§ **WORK TO COMPLETE**:
Reproduce the listing below character for character; drop every image.

§ **DATASET CONTENT**:

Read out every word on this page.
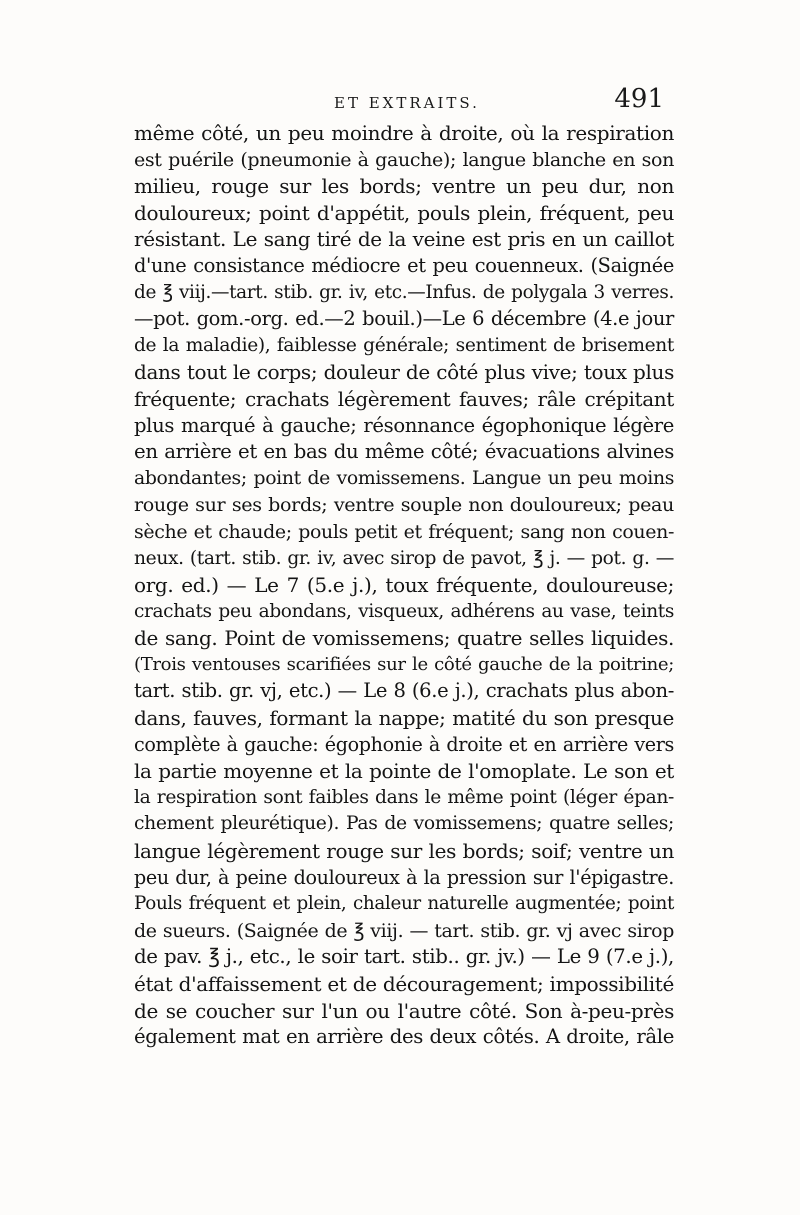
ET EXTRAITS.	491
même côté, un peu moindre à droite, où la respiration
est puérile (pneumonie à gauche); langue blanche en son
milieu, rouge sur les bords; ventre un peu dur, non
douloureux; point d'appétit, pouls plein, fréquent, peu
résistant. Le sang tiré de la veine est pris en un caillot
d'une consistance médiocre et peu couenneux. (Saignée
de ℥ viij.—tart. stib. gr. iv, etc.—Infus. de polygala 3 verres.
—pot. gom.-org. ed.—2 bouil.)—Le 6 décembre (4.e jour
de la maladie), faiblesse générale; sentiment de brisement
dans tout le corps; douleur de côté plus vive; toux plus
fréquente; crachats légèrement fauves; râle crépitant
plus marqué à gauche; résonnance égophonique légère
en arrière et en bas du même côté; évacuations alvines
abondantes; point de vomissemens. Langue un peu moins
rouge sur ses bords; ventre souple non douloureux; peau
sèche et chaude; pouls petit et fréquent; sang non couen-
neux. (tart. stib. gr. iv, avec sirop de pavot, ℥ j. — pot. g. —
org. ed.) — Le 7 (5.e j.), toux fréquente, douloureuse;
crachats peu abondans, visqueux, adhérens au vase, teints
de sang. Point de vomissemens; quatre selles liquides.
(Trois ventouses scarifiées sur le côté gauche de la poitrine;
tart. stib. gr. vj, etc.) — Le 8 (6.e j.), crachats plus abon-
dans, fauves, formant la nappe; matité du son presque
complète à gauche: égophonie à droite et en arrière vers
la partie moyenne et la pointe de l'omoplate. Le son et
la respiration sont faibles dans le même point (léger épan-
chement pleurétique). Pas de vomissemens; quatre selles;
langue légèrement rouge sur les bords; soif; ventre un
peu dur, à peine douloureux à la pression sur l'épigastre.
Pouls fréquent et plein, chaleur naturelle augmentée; point
de sueurs. (Saignée de ℥ viij. — tart. stib. gr. vj avec sirop
de pav. ℥ j., etc., le soir tart. stib.. gr. jv.) — Le 9 (7.e j.),
état d'affaissement et de découragement; impossibilité
de se coucher sur l'un ou l'autre côté. Son à-peu-près
également mat en arrière des deux côtés. A droite, râle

§ **WRITTEN REPLY**:
Read out every word on this page.
ET EXTRAITS.	491
même côté, un peu moindre à droite, où la respiration
est puérile (pneumonie à gauche); langue blanche en son
milieu, rouge sur les bords; ventre un peu dur, non
douloureux; point d'appétit, pouls plein, fréquent, peu
résistant. Le sang tiré de la veine est pris en un caillot
d'une consistance médiocre et peu couenneux. (Saignée
de ℥ viij.—tart. stib. gr. iv, etc.—Infus. de polygala 3 verres.
—pot. gom.-org. ed.—2 bouil.)—Le 6 décembre (4.e jour
de la maladie), faiblesse générale; sentiment de brisement
dans tout le corps; douleur de côté plus vive; toux plus
fréquente; crachats légèrement fauves; râle crépitant
plus marqué à gauche; résonnance égophonique légère
en arrière et en bas du même côté; évacuations alvines
abondantes; point de vomissemens. Langue un peu moins
rouge sur ses bords; ventre souple non douloureux; peau
sèche et chaude; pouls petit et fréquent; sang non couen-
neux. (tart. stib. gr. iv, avec sirop de pavot, ℥ j. — pot. g. —
org. ed.) — Le 7 (5.e j.), toux fréquente, douloureuse;
crachats peu abondans, visqueux, adhérens au vase, teints
de sang. Point de vomissemens; quatre selles liquides.
(Trois ventouses scarifiées sur le côté gauche de la poitrine;
tart. stib. gr. vj, etc.) — Le 8 (6.e j.), crachats plus abon-
dans, fauves, formant la nappe; matité du son presque
complète à gauche: égophonie à droite et en arrière vers
la partie moyenne et la pointe de l'omoplate. Le son et
la respiration sont faibles dans le même point (léger épan-
chement pleurétique). Pas de vomissemens; quatre selles;
langue légèrement rouge sur les bords; soif; ventre un
peu dur, à peine douloureux à la pression sur l'épigastre.
Pouls fréquent et plein, chaleur naturelle augmentée; point
de sueurs. (Saignée de ℥ viij. — tart. stib. gr. vj avec sirop
de pav. ℥ j., etc., le soir tart. stib.. gr. jv.) — Le 9 (7.e j.),
état d'affaissement et de découragement; impossibilité
de se coucher sur l'un ou l'autre côté. Son à-peu-près
également mat en arrière des deux côtés. A droite, râle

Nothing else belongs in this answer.